### SOURCE DATA

***

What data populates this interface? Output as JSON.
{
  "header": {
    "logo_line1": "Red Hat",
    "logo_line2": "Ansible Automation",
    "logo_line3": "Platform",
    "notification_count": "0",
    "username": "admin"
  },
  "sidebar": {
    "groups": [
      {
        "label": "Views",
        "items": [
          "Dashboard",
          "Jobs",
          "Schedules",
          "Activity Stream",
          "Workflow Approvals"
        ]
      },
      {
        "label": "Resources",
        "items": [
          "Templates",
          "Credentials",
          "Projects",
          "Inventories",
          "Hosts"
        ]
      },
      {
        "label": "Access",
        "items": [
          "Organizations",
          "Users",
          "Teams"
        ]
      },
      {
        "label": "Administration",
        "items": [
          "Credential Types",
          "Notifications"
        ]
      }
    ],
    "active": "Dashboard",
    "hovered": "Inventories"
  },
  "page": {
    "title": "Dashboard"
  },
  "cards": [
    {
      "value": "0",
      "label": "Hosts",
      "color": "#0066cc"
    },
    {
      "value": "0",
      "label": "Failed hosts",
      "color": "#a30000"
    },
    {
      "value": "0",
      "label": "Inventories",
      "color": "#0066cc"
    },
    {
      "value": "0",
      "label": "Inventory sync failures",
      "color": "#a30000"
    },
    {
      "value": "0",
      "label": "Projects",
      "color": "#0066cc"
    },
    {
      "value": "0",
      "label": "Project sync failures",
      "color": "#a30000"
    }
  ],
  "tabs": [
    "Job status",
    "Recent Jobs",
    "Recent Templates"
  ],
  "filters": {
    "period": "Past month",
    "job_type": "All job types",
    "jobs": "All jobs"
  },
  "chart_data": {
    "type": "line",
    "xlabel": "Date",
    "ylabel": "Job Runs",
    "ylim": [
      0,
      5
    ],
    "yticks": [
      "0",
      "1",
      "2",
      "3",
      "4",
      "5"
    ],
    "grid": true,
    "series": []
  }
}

***

### SHORT TASK
Return the lines above exactly, keeping every word.

### RESULT
What data populates this interface? Output as JSON.
{
  "header": {
    "logo_line1": "Red Hat",
    "logo_line2": "Ansible Automation",
    "logo_line3": "Platform",
    "notification_count": "0",
    "username": "admin"
  },
  "sidebar": {
    "groups": [
      {
        "label": "Views",
        "items": [
          "Dashboard",
          "Jobs",
          "Schedules",
          "Activity Stream",
          "Workflow Approvals"
        ]
      },
      {
        "label": "Resources",
        "items": [
          "Templates",
          "Credentials",
          "Projects",
          "Inventories",
          "Hosts"
        ]
      },
      {
        "label": "Access",
        "items": [
          "Organizations",
          "Users",
          "Teams"
        ]
      },
      {
        "label": "Administration",
        "items": [
          "Credential Types",
          "Notifications"
        ]
      }
    ],
    "active": "Dashboard",
    "hovered": "Inventories"
  },
  "page": {
    "title": "Dashboard"
  },
  "cards": [
    {
      "value": "0",
      "label": "Hosts",
      "color": "#0066cc"
    },
    {
      "value": "0",
      "label": "Failed hosts",
      "color": "#a30000"
    },
    {
      "value": "0",
      "label": "Inventories",
      "color": "#0066cc"
    },
    {
      "value": "0",
      "label": "Inventory sync failures",
      "color": "#a30000"
    },
    {
      "value": "0",
      "label": "Projects",
      "color": "#0066cc"
    },
    {
      "value": "0",
      "label": "Project sync failures",
      "color": "#a30000"
    }
  ],
  "tabs": [
    "Job status",
    "Recent Jobs",
    "Recent Templates"
  ],
  "filters": {
    "period": "Past month",
    "job_type": "All job types",
    "jobs": "All jobs"
  },
  "chart_data": {
    "type": "line",
    "xlabel": "Date",
    "ylabel": "Job Runs",
    "ylim": [
      0,
      5
    ],
    "yticks": [
      "0",
      "1",
      "2",
      "3",
      "4",
      "5"
    ],
    "grid": true,
    "series": []
  }
}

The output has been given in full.